(Stored dataset items)
——————

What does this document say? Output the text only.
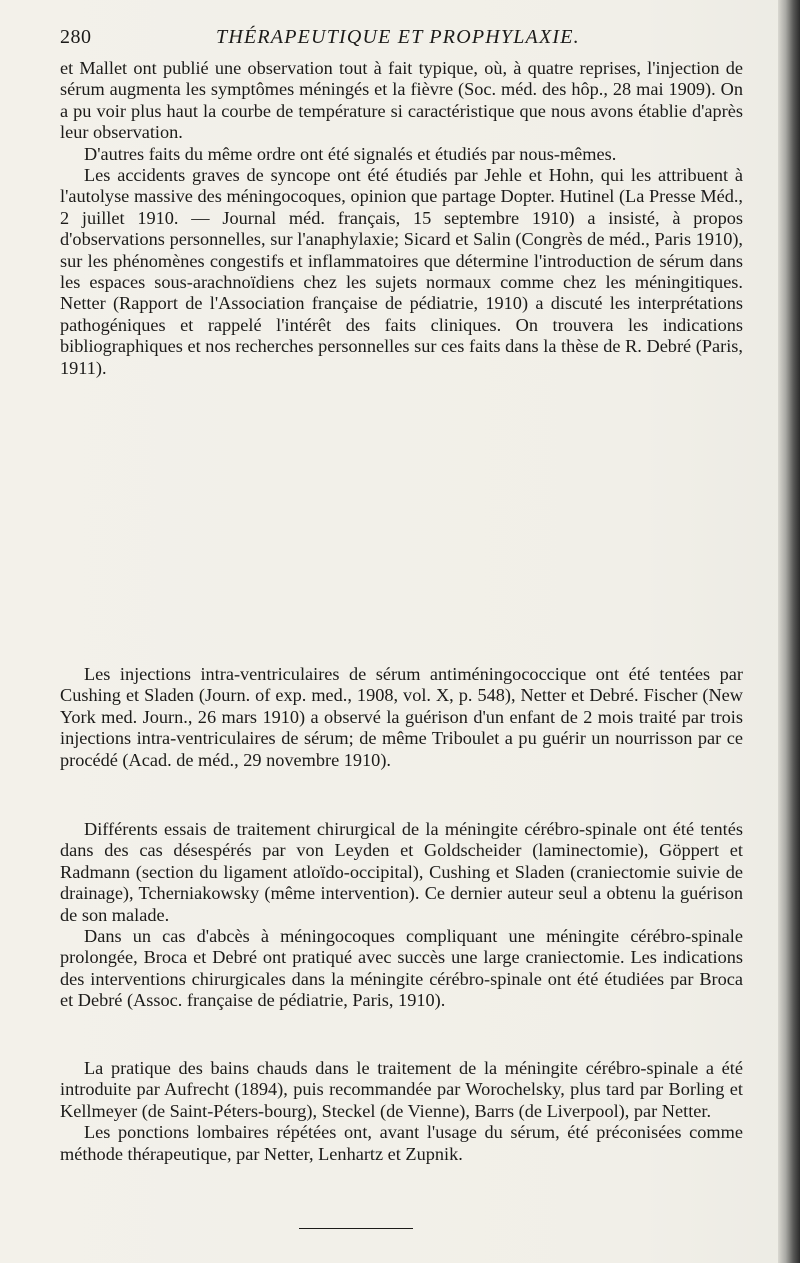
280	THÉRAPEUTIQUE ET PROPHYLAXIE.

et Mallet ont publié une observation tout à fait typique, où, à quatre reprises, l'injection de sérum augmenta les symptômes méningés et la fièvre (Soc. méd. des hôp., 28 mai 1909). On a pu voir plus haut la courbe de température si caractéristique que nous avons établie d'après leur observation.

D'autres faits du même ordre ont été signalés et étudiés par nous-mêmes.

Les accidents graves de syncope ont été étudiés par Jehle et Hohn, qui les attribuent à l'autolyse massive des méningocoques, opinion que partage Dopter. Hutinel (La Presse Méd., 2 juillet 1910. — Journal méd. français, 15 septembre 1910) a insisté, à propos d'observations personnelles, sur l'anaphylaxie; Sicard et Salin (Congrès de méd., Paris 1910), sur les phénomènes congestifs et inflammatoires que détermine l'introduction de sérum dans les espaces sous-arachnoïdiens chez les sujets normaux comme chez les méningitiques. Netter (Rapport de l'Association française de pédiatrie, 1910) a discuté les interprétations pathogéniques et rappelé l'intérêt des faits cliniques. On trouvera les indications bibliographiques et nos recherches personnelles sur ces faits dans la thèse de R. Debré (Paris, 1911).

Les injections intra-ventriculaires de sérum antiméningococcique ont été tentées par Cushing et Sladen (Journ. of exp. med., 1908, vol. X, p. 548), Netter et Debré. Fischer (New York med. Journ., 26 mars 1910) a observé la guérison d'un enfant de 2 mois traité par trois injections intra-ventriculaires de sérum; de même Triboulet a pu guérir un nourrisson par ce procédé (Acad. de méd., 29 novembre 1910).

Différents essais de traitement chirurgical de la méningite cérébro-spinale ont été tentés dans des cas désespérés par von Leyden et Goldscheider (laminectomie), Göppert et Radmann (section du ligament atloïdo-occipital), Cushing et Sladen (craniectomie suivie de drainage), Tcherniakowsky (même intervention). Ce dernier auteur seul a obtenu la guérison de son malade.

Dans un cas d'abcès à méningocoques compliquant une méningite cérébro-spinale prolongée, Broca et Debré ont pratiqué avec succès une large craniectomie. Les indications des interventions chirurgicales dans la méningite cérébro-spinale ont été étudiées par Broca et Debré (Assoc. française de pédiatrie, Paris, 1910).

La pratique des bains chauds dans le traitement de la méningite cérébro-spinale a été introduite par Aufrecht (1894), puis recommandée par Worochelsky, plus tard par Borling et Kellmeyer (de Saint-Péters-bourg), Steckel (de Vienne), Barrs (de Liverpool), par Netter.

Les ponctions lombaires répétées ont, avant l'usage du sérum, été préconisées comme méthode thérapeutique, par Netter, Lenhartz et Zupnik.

——————

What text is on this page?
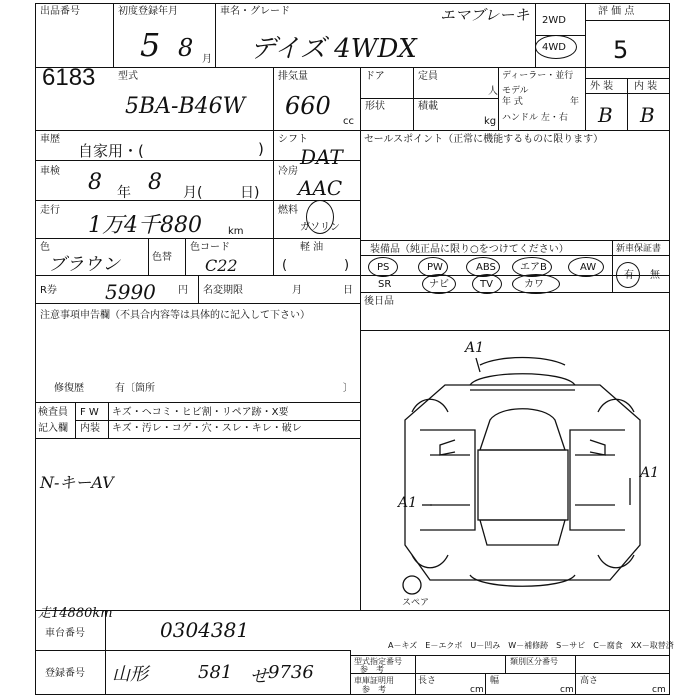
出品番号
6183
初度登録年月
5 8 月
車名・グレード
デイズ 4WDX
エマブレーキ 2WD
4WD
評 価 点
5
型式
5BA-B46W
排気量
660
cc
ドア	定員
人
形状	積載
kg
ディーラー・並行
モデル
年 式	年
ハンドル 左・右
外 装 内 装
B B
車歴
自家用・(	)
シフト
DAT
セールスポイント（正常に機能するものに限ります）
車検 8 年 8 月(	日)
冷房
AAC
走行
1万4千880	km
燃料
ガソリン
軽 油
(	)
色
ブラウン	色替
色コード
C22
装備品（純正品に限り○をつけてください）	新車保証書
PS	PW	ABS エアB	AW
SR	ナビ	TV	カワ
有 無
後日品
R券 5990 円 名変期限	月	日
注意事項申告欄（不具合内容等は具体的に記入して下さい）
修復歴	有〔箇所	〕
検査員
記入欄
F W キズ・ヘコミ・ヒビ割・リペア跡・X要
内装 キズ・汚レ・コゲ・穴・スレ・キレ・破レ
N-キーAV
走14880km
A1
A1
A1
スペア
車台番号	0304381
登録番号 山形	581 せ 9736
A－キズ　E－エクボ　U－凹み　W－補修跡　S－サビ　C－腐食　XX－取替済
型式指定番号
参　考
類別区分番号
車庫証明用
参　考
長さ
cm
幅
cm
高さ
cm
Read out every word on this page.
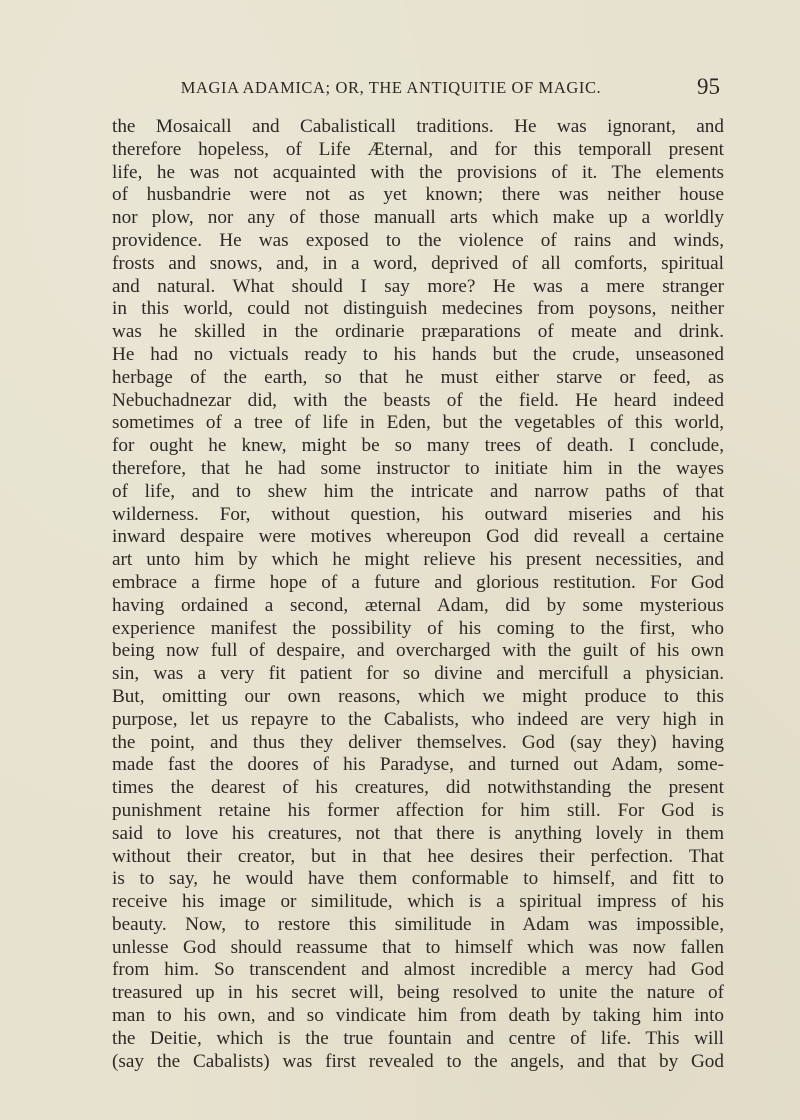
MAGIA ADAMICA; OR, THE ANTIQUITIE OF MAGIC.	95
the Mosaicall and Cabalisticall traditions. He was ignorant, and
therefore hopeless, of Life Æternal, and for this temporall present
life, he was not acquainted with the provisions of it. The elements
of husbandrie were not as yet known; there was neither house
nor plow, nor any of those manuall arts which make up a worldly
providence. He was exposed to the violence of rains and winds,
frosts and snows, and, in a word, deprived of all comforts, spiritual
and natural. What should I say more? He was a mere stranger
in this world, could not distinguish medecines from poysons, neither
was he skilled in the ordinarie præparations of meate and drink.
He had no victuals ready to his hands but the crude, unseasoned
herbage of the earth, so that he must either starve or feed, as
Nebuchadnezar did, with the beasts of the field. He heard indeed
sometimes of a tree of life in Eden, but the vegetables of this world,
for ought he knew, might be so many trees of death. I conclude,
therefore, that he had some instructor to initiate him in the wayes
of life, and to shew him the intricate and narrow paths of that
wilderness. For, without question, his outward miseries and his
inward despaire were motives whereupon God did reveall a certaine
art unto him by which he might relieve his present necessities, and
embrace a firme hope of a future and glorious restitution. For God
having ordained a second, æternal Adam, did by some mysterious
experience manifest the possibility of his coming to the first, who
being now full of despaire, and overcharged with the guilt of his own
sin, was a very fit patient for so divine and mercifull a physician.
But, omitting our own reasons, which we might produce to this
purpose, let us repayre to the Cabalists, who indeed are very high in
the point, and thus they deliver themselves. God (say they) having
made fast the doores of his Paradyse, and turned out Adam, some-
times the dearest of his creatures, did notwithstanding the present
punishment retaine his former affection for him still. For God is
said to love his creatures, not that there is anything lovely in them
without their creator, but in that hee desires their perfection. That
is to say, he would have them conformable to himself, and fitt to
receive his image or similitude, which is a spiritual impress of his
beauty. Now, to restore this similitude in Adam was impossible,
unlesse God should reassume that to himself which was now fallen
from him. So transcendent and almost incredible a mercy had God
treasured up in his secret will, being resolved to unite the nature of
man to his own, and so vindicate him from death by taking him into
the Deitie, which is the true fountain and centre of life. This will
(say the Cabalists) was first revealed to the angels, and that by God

——————

Pick out each line containing "word" and report it.

Read out every word on this page.
frosts and snows, and, in a word, deprived of all comforts, spiritual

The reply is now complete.